● Set exercise:
Provide the data again in its entirety, exactly as given.

● Provided records:
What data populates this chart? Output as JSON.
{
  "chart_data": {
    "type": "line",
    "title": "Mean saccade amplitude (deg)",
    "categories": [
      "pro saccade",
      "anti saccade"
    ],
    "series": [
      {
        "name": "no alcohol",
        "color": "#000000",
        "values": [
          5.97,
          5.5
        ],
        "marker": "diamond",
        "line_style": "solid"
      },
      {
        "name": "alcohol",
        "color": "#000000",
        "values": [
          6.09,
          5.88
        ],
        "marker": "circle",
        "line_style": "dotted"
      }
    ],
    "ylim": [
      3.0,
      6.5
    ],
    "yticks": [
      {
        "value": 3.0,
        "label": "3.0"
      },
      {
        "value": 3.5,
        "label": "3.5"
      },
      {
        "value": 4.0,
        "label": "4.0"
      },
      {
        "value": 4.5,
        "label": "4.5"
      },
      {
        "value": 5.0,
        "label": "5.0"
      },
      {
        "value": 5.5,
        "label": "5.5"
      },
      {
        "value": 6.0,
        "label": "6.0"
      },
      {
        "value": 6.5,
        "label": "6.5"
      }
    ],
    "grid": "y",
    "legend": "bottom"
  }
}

● Correct result:
What data populates this chart? Output as JSON.
{
  "chart_data": {
    "type": "line",
    "title": "Mean saccade amplitude (deg)",
    "categories": [
      "pro saccade",
      "anti saccade"
    ],
    "series": [
      {
        "name": "no alcohol",
        "color": "#000000",
        "values": [
          5.97,
          5.5
        ],
        "marker": "diamond",
        "line_style": "solid"
      },
      {
        "name": "alcohol",
        "color": "#000000",
        "values": [
          6.09,
          5.88
        ],
        "marker": "circle",
        "line_style": "dotted"
      }
    ],
    "ylim": [
      3.0,
      6.5
    ],
    "yticks": [
      {
        "value": 3.0,
        "label": "3.0"
      },
      {
        "value": 3.5,
        "label": "3.5"
      },
      {
        "value": 4.0,
        "label": "4.0"
      },
      {
        "value": 4.5,
        "label": "4.5"
      },
      {
        "value": 5.0,
        "label": "5.0"
      },
      {
        "value": 5.5,
        "label": "5.5"
      },
      {
        "value": 6.0,
        "label": "6.0"
      },
      {
        "value": 6.5,
        "label": "6.5"
      }
    ],
    "grid": "y",
    "legend": "bottom"
  }
}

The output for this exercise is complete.